**Input**
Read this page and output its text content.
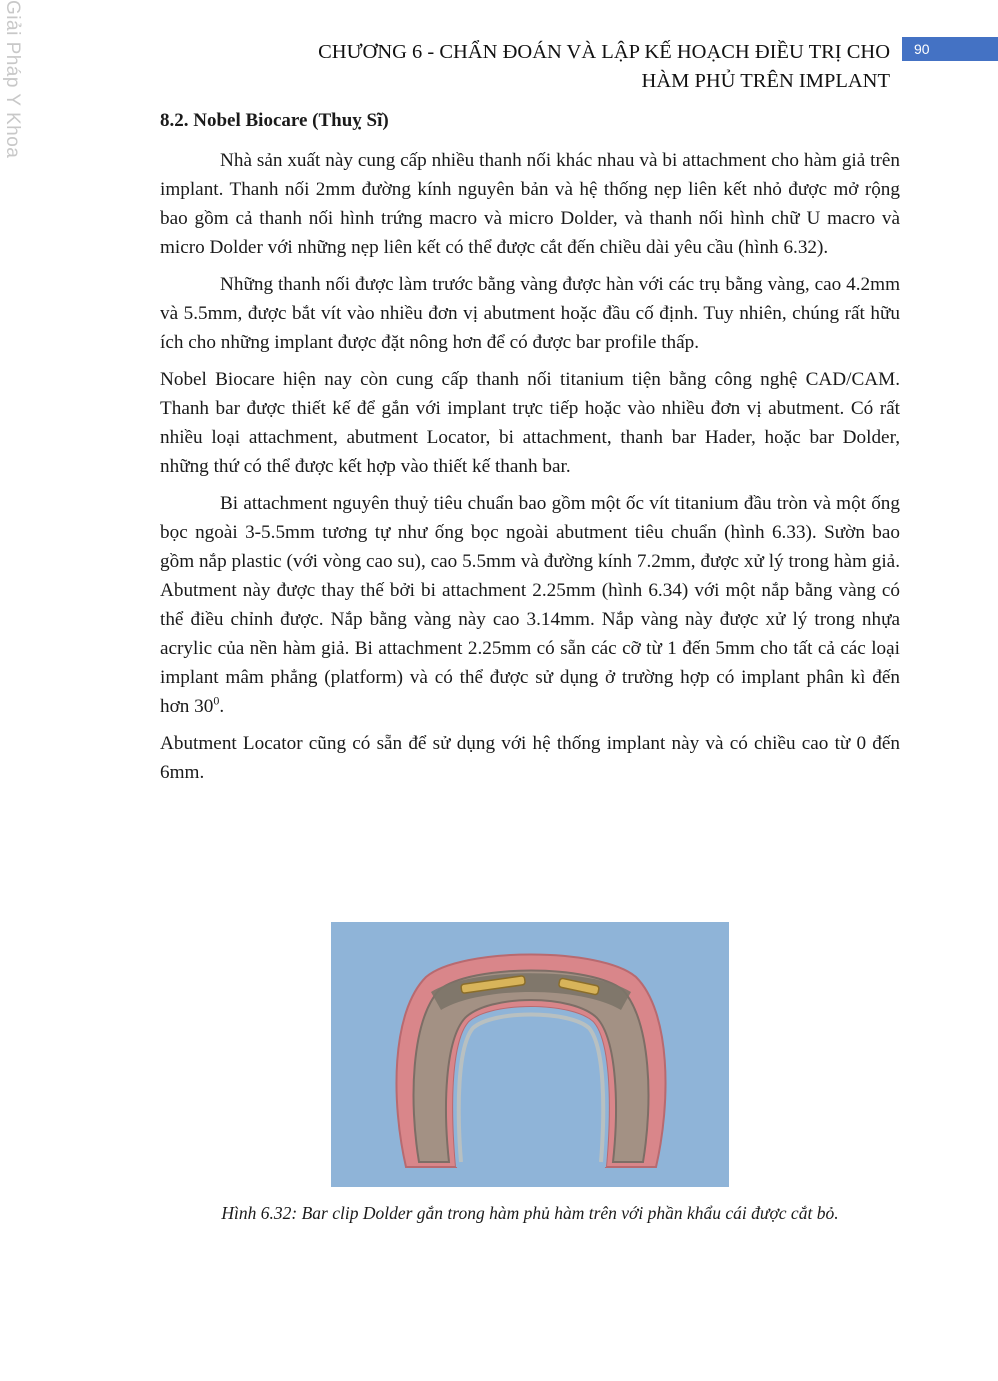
Giải Pháp Y Khoa	90
CHƯƠNG 6 - CHẨN ĐOÁN VÀ LẬP KẾ HOẠCH ĐIỀU TRỊ CHO
HÀM PHỦ TRÊN IMPLANT
8.2. Nobel Biocare (Thuỵ Sĩ)

Nhà sản xuất này cung cấp nhiều thanh nối khác nhau và bi attachment cho hàm giả trên implant. Thanh nối 2mm đường kính nguyên bản và hệ thống nẹp liên kết nhỏ được mở rộng bao gồm cả thanh nối hình trứng macro và micro Dolder, và thanh nối hình chữ U macro và micro Dolder với những nẹp liên kết có thể được cắt đến chiều dài yêu cầu (hình 6.32).

Những thanh nối được làm trước bằng vàng được hàn với các trụ bằng vàng, cao 4.2mm và 5.5mm, được bắt vít vào nhiều đơn vị abutment hoặc đầu cố định. Tuy nhiên, chúng rất hữu ích cho những implant được đặt nông hơn để có được bar profile thấp.

Nobel Biocare hiện nay còn cung cấp thanh nối titanium tiện bằng công nghệ CAD/CAM. Thanh bar được thiết kế để gắn với implant trực tiếp hoặc vào nhiều đơn vị abutment. Có rất nhiều loại attachment, abutment Locator, bi attachment, thanh bar Hader, hoặc bar Dolder, những thứ có thể được kết hợp vào thiết kế thanh bar.

Bi attachment nguyên thuỷ tiêu chuẩn bao gồm một ốc vít titanium đầu tròn và một ống bọc ngoài 3-5.5mm tương tự như ống bọc ngoài abutment tiêu chuẩn (hình 6.33). Sườn bao gồm nắp plastic (với vòng cao su), cao 5.5mm và đường kính 7.2mm, được xử lý trong hàm giả. Abutment này được thay thế bởi bi attachment 2.25mm (hình 6.34) với một nắp bằng vàng có thể điều chỉnh được. Nắp bằng vàng này cao 3.14mm. Nắp vàng này được xử lý trong nhựa acrylic của nền hàm giả. Bi attachment 2.25mm có sẵn các cỡ từ 1 đến 5mm cho tất cả các loại implant mâm phẳng (platform) và có thể được sử dụng ở trường hợp có implant phân kì đến hơn $30^0$.

Abutment Locator cũng có sẵn để sử dụng với hệ thống implant này và có chiều cao từ 0 đến 6mm.

Hình 6.32: Bar clip Dolder gắn trong hàm phủ hàm trên với phần khẩu cái được cắt bỏ.
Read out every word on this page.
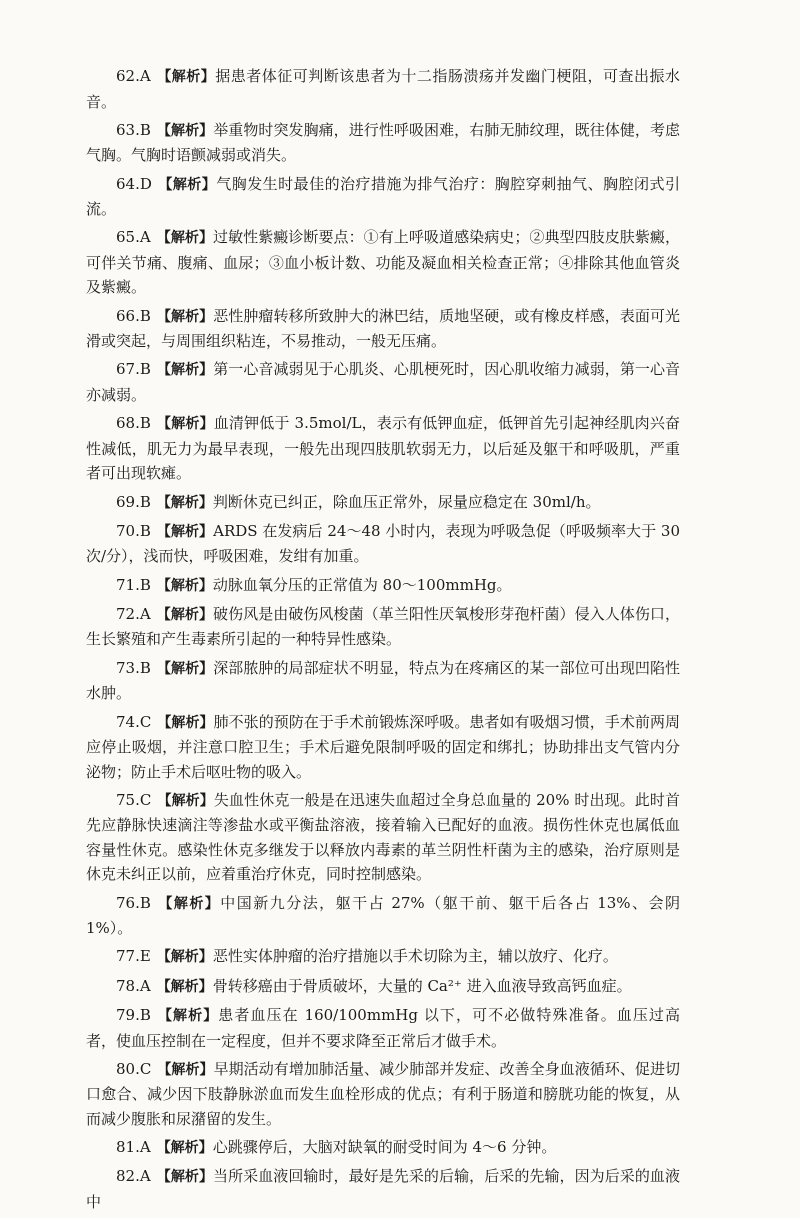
62.A 【解析】据患者体征可判断该患者为十二指肠溃疡并发幽门梗阻，可查出振水音。

63.B 【解析】举重物时突发胸痛，进行性呼吸困难，右肺无肺纹理，既往体健，考虑气胸。气胸时语颤减弱或消失。

64.D 【解析】气胸发生时最佳的治疗措施为排气治疗：胸腔穿刺抽气、胸腔闭式引流。

65.A 【解析】过敏性紫癜诊断要点：①有上呼吸道感染病史；②典型四肢皮肤紫癜，可伴关节痛、腹痛、血尿；③血小板计数、功能及凝血相关检查正常；④排除其他血管炎及紫癜。

66.B 【解析】恶性肿瘤转移所致肿大的淋巴结，质地坚硬，或有橡皮样感，表面可光滑或突起，与周围组织粘连，不易推动，一般无压痛。

67.B 【解析】第一心音减弱见于心肌炎、心肌梗死时，因心肌收缩力减弱，第一心音亦减弱。

68.B 【解析】血清钾低于 3.5mol/L，表示有低钾血症，低钾首先引起神经肌肉兴奋性减低，肌无力为最早表现，一般先出现四肢肌软弱无力，以后延及躯干和呼吸肌，严重者可出现软瘫。

69.B 【解析】判断休克已纠正，除血压正常外，尿量应稳定在 30ml/h。

70.B 【解析】ARDS 在发病后 24～48 小时内，表现为呼吸急促（呼吸频率大于 30 次/分），浅而快，呼吸困难，发绀有加重。

71.B 【解析】动脉血氧分压的正常值为 80～100mmHg。

72.A 【解析】破伤风是由破伤风梭菌（革兰阳性厌氧梭形芽孢杆菌）侵入人体伤口，生长繁殖和产生毒素所引起的一种特异性感染。

73.B 【解析】深部脓肿的局部症状不明显，特点为在疼痛区的某一部位可出现凹陷性水肿。

74.C 【解析】肺不张的预防在于手术前锻炼深呼吸。患者如有吸烟习惯，手术前两周应停止吸烟，并注意口腔卫生；手术后避免限制呼吸的固定和绑扎；协助排出支气管内分泌物；防止手术后呕吐物的吸入。

75.C 【解析】失血性休克一般是在迅速失血超过全身总血量的 20% 时出现。此时首先应静脉快速滴注等渗盐水或平衡盐溶液，接着输入已配好的血液。损伤性休克也属低血容量性休克。感染性休克多继发于以释放内毒素的革兰阴性杆菌为主的感染，治疗原则是休克未纠正以前，应着重治疗休克，同时控制感染。

76.B 【解析】中国新九分法，躯干占 27%（躯干前、躯干后各占 13%、会阴 1%）。

77.E 【解析】恶性实体肿瘤的治疗措施以手术切除为主，辅以放疗、化疗。

78.A 【解析】骨转移癌由于骨质破坏，大量的 Ca²⁺ 进入血液导致高钙血症。

79.B 【解析】患者血压在 160/100mmHg 以下，可不必做特殊准备。血压过高者，使血压控制在一定程度，但并不要求降至正常后才做手术。

80.C 【解析】早期活动有增加肺活量、减少肺部并发症、改善全身血液循环、促进切口愈合、减少因下肢静脉淤血而发生血栓形成的优点；有利于肠道和膀胱功能的恢复，从而减少腹胀和尿潴留的发生。

81.A 【解析】心跳骤停后，大脑对缺氧的耐受时间为 4～6 分钟。

82.A 【解析】当所采血液回输时，最好是先采的后输，后采的先输，因为后采的血液中
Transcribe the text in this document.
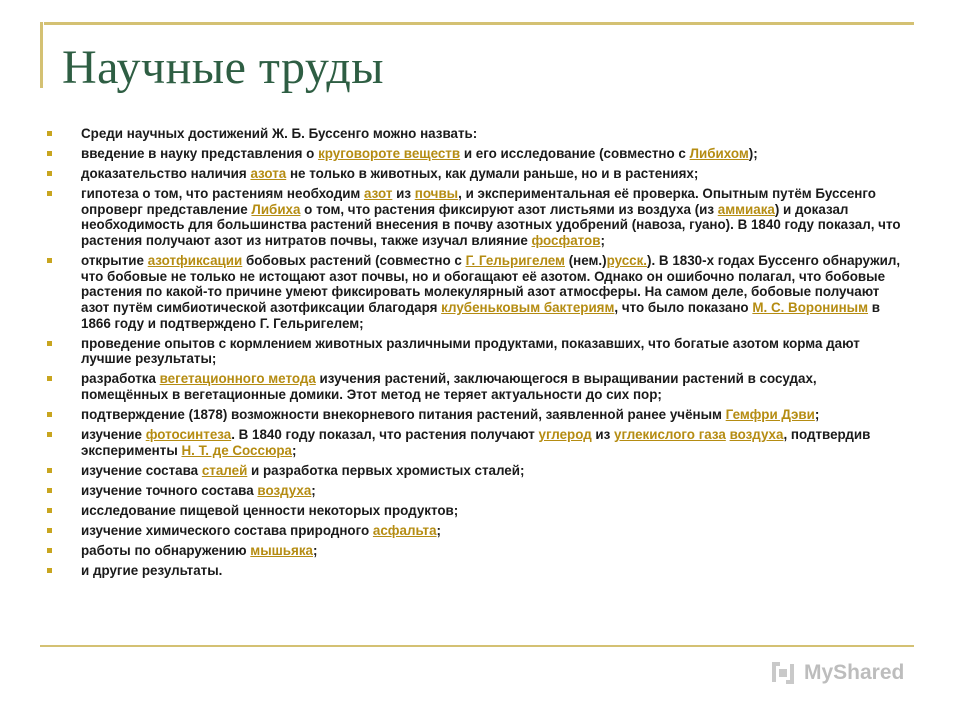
Научные труды
Среди научных достижений Ж. Б. Буссенго можно назвать:
введение в науку представления о круговороте веществ и его исследование (совместно с Либихом);
доказательство наличия азота не только в животных, как думали раньше, но и в растениях;
гипотеза о том, что растениям необходим азот из почвы, и экспериментальная её проверка. Опытным путём Буссенго опроверг представление Либиха о том, что растения фиксируют азот листьями из воздуха (из аммиака) и доказал необходимость для большинства растений внесения в почву азотных удобрений (навоза, гуано). В 1840 году показал, что растения получают азот из нитратов почвы, также изучал влияние фосфатов;
открытие азотфиксации бобовых растений (совместно с Г. Гельригелем (нем.)русск.). В 1830-х годах Буссенго обнаружил, что бобовые не только не истощают азот почвы, но и обогащают её азотом. Однако он ошибочно полагал, что бобовые растения по какой-то причине умеют фиксировать молекулярный азот атмосферы. На самом деле, бобовые получают азот путём симбиотической азотфиксации благодаря клубеньковым бактериям, что было показано М. С. Ворониным в 1866 году и подтверждено Г. Гельригелем;
проведение опытов с кормлением животных различными продуктами, показавших, что богатые азотом корма дают лучшие результаты;
разработка вегетационного метода изучения растений, заключающегося в выращивании растений в сосудах, помещённых в вегетационные домики. Этот метод не теряет актуальности до сих пор;
подтверждение (1878) возможности внекорневого питания растений, заявленной ранее учёным Гемфри Дэви;
изучение фотосинтеза. В 1840 году показал, что растения получают углерод из углекислого газа воздуха, подтвердив эксперименты Н. Т. де Соссюра;
изучение состава сталей и разработка первых хромистых сталей;
изучение точного состава воздуха;
исследование пищевой ценности некоторых продуктов;
изучение химического состава природного асфальта;
работы по обнаружению мышьяка;
и другие результаты.
MyShared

**Required work**
Restate the whole of the material word for word without the pictures.

**Answer for this exercise**
Read this page and output its text content.
Giải Pháp Y Khoa	90
CHƯƠNG 6 - CHẨN ĐOÁN VÀ LẬP KẾ HOẠCH ĐIỀU TRỊ CHO
HÀM PHỦ TRÊN IMPLANT
8.2. Nobel Biocare (Thuỵ Sĩ)

Nhà sản xuất này cung cấp nhiều thanh nối khác nhau và bi attachment cho hàm giả trên implant. Thanh nối 2mm đường kính nguyên bản và hệ thống nẹp liên kết nhỏ được mở rộng bao gồm cả thanh nối hình trứng macro và micro Dolder, và thanh nối hình chữ U macro và micro Dolder với những nẹp liên kết có thể được cắt đến chiều dài yêu cầu (hình 6.32).

Những thanh nối được làm trước bằng vàng được hàn với các trụ bằng vàng, cao 4.2mm và 5.5mm, được bắt vít vào nhiều đơn vị abutment hoặc đầu cố định. Tuy nhiên, chúng rất hữu ích cho những implant được đặt nông hơn để có được bar profile thấp.

Nobel Biocare hiện nay còn cung cấp thanh nối titanium tiện bằng công nghệ CAD/CAM. Thanh bar được thiết kế để gắn với implant trực tiếp hoặc vào nhiều đơn vị abutment. Có rất nhiều loại attachment, abutment Locator, bi attachment, thanh bar Hader, hoặc bar Dolder, những thứ có thể được kết hợp vào thiết kế thanh bar.

Bi attachment nguyên thuỷ tiêu chuẩn bao gồm một ốc vít titanium đầu tròn và một ống bọc ngoài 3-5.5mm tương tự như ống bọc ngoài abutment tiêu chuẩn (hình 6.33). Sườn bao gồm nắp plastic (với vòng cao su), cao 5.5mm và đường kính 7.2mm, được xử lý trong hàm giả. Abutment này được thay thế bởi bi attachment 2.25mm (hình 6.34) với một nắp bằng vàng có thể điều chỉnh được. Nắp bằng vàng này cao 3.14mm. Nắp vàng này được xử lý trong nhựa acrylic của nền hàm giả. Bi attachment 2.25mm có sẵn các cỡ từ 1 đến 5mm cho tất cả các loại implant mâm phẳng (platform) và có thể được sử dụng ở trường hợp có implant phân kì đến hơn $30^0$.

Abutment Locator cũng có sẵn để sử dụng với hệ thống implant này và có chiều cao từ 0 đến 6mm.

Hình 6.32: Bar clip Dolder gắn trong hàm phủ hàm trên với phần khẩu cái được cắt bỏ.
Read out every word on this page.
62.A 【解析】据患者体征可判断该患者为十二指肠溃疡并发幽门梗阻，可查出振水音。

63.B 【解析】举重物时突发胸痛，进行性呼吸困难，右肺无肺纹理，既往体健，考虑气胸。气胸时语颤减弱或消失。

64.D 【解析】气胸发生时最佳的治疗措施为排气治疗：胸腔穿刺抽气、胸腔闭式引流。

65.A 【解析】过敏性紫癜诊断要点：①有上呼吸道感染病史；②典型四肢皮肤紫癜，可伴关节痛、腹痛、血尿；③血小板计数、功能及凝血相关检查正常；④排除其他血管炎及紫癜。

66.B 【解析】恶性肿瘤转移所致肿大的淋巴结，质地坚硬，或有橡皮样感，表面可光滑或突起，与周围组织粘连，不易推动，一般无压痛。

67.B 【解析】第一心音减弱见于心肌炎、心肌梗死时，因心肌收缩力减弱，第一心音亦减弱。

68.B 【解析】血清钾低于 3.5mol/L，表示有低钾血症，低钾首先引起神经肌肉兴奋性减低，肌无力为最早表现，一般先出现四肢肌软弱无力，以后延及躯干和呼吸肌，严重者可出现软瘫。

69.B 【解析】判断休克已纠正，除血压正常外，尿量应稳定在 30ml/h。

70.B 【解析】ARDS 在发病后 24～48 小时内，表现为呼吸急促（呼吸频率大于 30 次/分），浅而快，呼吸困难，发绀有加重。

71.B 【解析】动脉血氧分压的正常值为 80～100mmHg。

72.A 【解析】破伤风是由破伤风梭菌（革兰阳性厌氧梭形芽孢杆菌）侵入人体伤口，生长繁殖和产生毒素所引起的一种特异性感染。

73.B 【解析】深部脓肿的局部症状不明显，特点为在疼痛区的某一部位可出现凹陷性水肿。

74.C 【解析】肺不张的预防在于手术前锻炼深呼吸。患者如有吸烟习惯，手术前两周应停止吸烟，并注意口腔卫生；手术后避免限制呼吸的固定和绑扎；协助排出支气管内分泌物；防止手术后呕吐物的吸入。

75.C 【解析】失血性休克一般是在迅速失血超过全身总血量的 20% 时出现。此时首先应静脉快速滴注等渗盐水或平衡盐溶液，接着输入已配好的血液。损伤性休克也属低血容量性休克。感染性休克多继发于以释放内毒素的革兰阴性杆菌为主的感染，治疗原则是休克未纠正以前，应着重治疗休克，同时控制感染。

76.B 【解析】中国新九分法，躯干占 27%（躯干前、躯干后各占 13%、会阴 1%）。

77.E 【解析】恶性实体肿瘤的治疗措施以手术切除为主，辅以放疗、化疗。

78.A 【解析】骨转移癌由于骨质破坏，大量的 Ca²⁺ 进入血液导致高钙血症。

79.B 【解析】患者血压在 160/100mmHg 以下，可不必做特殊准备。血压过高者，使血压控制在一定程度，但并不要求降至正常后才做手术。

80.C 【解析】早期活动有增加肺活量、减少肺部并发症、改善全身血液循环、促进切口愈合、减少因下肢静脉淤血而发生血栓形成的优点；有利于肠道和膀胱功能的恢复，从而减少腹胀和尿潴留的发生。

81.A 【解析】心跳骤停后，大脑对缺氧的耐受时间为 4～6 分钟。

82.A 【解析】当所采血液回输时，最好是先采的后输，后采的先输，因为后采的血液中
Transcribe the text in this document.
Научные труды
Среди научных достижений Ж. Б. Буссенго можно назвать:
введение в науку представления о круговороте веществ и его исследование (совместно с Либихом);
доказательство наличия азота не только в животных, как думали раньше, но и в растениях;
гипотеза о том, что растениям необходим азот из почвы, и экспериментальная её проверка. Опытным путём Буссенго опроверг представление Либиха о том, что растения фиксируют азот листьями из воздуха (из аммиака) и доказал необходимость для большинства растений внесения в почву азотных удобрений (навоза, гуано). В 1840 году показал, что растения получают азот из нитратов почвы, также изучал влияние фосфатов;
открытие азотфиксации бобовых растений (совместно с Г. Гельригелем (нем.)русск.). В 1830-х годах Буссенго обнаружил, что бобовые не только не истощают азот почвы, но и обогащают её азотом. Однако он ошибочно полагал, что бобовые растения по какой-то причине умеют фиксировать молекулярный азот атмосферы. На самом деле, бобовые получают азот путём симбиотической азотфиксации благодаря клубеньковым бактериям, что было показано М. С. Ворониным в 1866 году и подтверждено Г. Гельригелем;
проведение опытов с кормлением животных различными продуктами, показавших, что богатые азотом корма дают лучшие результаты;
разработка вегетационного метода изучения растений, заключающегося в выращивании растений в сосудах, помещённых в вегетационные домики. Этот метод не теряет актуальности до сих пор;
подтверждение (1878) возможности внекорневого питания растений, заявленной ранее учёным Гемфри Дэви;
изучение фотосинтеза. В 1840 году показал, что растения получают углерод из углекислого газа воздуха, подтвердив эксперименты Н. Т. де Соссюра;
изучение состава сталей и разработка первых хромистых сталей;
изучение точного состава воздуха;
исследование пищевой ценности некоторых продуктов;
изучение химического состава природного асфальта;
работы по обнаружению мышьяка;
и другие результаты.
MyShared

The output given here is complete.